• **Task description**
For every line in the records that has the word "Default", make a copy.

** Start Data shown **

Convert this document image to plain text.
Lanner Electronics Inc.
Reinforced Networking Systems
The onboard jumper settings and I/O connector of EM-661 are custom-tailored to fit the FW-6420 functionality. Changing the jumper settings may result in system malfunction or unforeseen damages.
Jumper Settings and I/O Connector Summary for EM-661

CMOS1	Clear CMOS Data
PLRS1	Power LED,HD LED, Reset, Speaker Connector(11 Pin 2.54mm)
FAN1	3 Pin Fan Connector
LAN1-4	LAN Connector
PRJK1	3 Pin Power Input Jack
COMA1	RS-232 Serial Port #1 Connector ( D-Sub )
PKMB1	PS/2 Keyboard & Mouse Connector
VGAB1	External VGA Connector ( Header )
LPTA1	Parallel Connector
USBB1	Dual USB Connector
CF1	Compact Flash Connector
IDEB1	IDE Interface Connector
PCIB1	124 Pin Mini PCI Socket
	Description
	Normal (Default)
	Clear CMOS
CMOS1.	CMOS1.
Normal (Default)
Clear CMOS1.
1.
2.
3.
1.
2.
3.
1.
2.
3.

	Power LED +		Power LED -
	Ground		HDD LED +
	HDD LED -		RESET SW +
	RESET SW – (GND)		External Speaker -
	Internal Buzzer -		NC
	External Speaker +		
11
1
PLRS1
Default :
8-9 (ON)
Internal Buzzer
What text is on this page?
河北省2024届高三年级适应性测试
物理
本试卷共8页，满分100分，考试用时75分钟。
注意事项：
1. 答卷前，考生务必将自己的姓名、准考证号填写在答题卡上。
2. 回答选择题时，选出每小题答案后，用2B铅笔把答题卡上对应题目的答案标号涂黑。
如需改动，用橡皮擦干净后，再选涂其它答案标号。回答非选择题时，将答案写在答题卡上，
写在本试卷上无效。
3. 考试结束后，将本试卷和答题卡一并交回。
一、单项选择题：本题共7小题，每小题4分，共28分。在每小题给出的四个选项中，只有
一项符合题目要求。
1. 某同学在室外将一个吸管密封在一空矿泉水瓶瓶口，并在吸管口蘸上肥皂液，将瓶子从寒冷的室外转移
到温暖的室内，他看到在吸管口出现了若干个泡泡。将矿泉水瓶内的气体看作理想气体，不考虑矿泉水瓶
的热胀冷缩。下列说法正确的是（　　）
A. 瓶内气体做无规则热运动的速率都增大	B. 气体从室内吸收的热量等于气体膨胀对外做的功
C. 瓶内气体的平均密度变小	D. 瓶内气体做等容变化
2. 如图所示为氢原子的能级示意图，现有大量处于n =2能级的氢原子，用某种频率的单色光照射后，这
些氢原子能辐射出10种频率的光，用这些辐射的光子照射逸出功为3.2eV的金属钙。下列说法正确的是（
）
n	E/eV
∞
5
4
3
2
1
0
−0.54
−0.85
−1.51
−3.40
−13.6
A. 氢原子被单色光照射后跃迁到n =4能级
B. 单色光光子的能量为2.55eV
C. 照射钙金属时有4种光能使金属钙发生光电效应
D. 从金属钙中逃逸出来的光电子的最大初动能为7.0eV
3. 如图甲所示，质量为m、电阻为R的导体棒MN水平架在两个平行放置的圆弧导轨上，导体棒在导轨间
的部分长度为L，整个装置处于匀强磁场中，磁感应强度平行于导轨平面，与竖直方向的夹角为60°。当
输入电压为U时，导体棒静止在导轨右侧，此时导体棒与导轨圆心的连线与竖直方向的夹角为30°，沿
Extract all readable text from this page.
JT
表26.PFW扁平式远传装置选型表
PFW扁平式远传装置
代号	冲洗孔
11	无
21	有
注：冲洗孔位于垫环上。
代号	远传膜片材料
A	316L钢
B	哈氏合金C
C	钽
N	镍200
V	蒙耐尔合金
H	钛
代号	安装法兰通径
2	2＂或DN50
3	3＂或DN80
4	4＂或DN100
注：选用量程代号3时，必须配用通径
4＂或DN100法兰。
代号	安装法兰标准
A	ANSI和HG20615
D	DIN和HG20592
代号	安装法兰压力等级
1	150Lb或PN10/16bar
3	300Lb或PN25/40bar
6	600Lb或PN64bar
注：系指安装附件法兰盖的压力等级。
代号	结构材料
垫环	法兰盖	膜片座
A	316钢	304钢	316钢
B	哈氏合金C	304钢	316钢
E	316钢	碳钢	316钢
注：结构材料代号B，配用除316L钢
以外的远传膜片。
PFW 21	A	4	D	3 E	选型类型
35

** End Data shown **

• **Task result**
	Normal (Default)
Normal (Default)
Default :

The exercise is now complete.